Page excerpt:
····················
Battle of Britain is a turn-based strategy video game developed and published by Personal Software Services for the Commodore 64 in 1987. It was also ported to the Amstrad CPC and ZX Spectrum later that year. It is the seventh instalment to the Strategic Wargames series. The game is set during the Battle of Britain campaign of the Second World War and revolves around Britain's defence and prevention against a Nazi invasion. In the game, the player commands the Royal Air Force as they must defend key cities against the Luftwaffe.

The game contains elements of first-person shooting; during some sequences the game requires a certain number of aircraft to be shot down. Battle of Britain received mixed to positive reviews from critics upon release. Critics praised the fast pace of the gameplay and features, however, one reviewer was divided over the historical accuracy of the battle.

Gameplay

The game is a turn-based strategy and focuses on air battles during the Battle of Britain campaign of the Second World War. The player commands squadrons of the Royal Air Force and the main objective of the game is to defend key cities and radar installations from the Luftwaffe. Unlike previous games in the series, Battle of Britain is the first to include cursor movement, a scrolling interface and elements of first-person shooter gameplay. At the start of the game, the player is given the option of how many RAF squadrons they wish to allocate for offensive and defensive purposes; a proportionate amount must be sent to attack Luftwaffe squadrons whilst the others will be left to defend key cities from air raids.
····················
Record extracts:
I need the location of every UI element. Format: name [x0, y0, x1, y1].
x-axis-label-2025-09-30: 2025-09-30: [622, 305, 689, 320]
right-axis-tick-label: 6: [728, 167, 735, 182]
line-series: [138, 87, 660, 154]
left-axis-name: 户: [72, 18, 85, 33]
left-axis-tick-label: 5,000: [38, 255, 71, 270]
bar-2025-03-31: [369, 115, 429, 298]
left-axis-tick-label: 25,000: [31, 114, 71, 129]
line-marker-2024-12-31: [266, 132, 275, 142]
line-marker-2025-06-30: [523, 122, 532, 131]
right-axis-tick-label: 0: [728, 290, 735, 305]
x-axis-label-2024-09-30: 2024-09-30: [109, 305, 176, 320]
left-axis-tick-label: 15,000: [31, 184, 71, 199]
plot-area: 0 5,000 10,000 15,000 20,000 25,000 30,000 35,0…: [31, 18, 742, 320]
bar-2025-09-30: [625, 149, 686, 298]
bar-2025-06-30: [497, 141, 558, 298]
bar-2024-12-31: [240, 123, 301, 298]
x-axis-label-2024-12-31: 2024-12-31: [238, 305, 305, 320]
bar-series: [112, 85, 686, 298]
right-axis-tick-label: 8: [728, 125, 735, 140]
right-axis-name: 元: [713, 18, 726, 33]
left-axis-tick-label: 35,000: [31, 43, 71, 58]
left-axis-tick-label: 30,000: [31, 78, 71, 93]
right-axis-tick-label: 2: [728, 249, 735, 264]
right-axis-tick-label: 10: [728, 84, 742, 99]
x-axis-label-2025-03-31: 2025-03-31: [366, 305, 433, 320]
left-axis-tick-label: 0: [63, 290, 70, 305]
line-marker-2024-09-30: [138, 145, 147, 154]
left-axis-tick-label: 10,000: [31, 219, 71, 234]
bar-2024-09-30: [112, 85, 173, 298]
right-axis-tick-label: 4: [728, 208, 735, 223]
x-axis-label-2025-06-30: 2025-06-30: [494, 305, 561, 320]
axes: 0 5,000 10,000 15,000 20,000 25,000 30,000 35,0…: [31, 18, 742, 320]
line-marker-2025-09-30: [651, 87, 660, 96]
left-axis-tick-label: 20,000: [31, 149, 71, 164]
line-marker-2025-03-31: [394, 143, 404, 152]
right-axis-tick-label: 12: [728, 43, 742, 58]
····················
Exercise tasks:
**a.** From the article on the Battle of Britain video game, print the passage from "Battle of Britain is a" up to and including "against the Luftwaffe.".
**b.** According to the article on the Battle of Britain video game, which instalment of the Strategic Wargames series is this game?
**c.** Using the article on the Battle of Britain video game, explain why the player divides the RAF squadrons at the start of the game.

Solutions below:
**a.**
Battle of Britain is a turn-based strategy video game developed and published by Personal Software Services for the Commodore 64 in 1987. It was also ported to the Amstrad CPC and ZX Spectrum later that year. It is the seventh instalment to the Strategic Wargames series. The game is set during the Battle of Britain campaign of the Second World War and revolves around Britain's defence and prevention against a Nazi invasion. In the game, the player commands the Royal Air Force as they must defend key cities against the Luftwaffe.

**b.** It is the seventh instalment.

**c.** The squadrons are split between offensive and defensive purposes. A proportionate amount must be sent to attack Luftwaffe squadrons, and the others stay behind to defend key cities from air raids.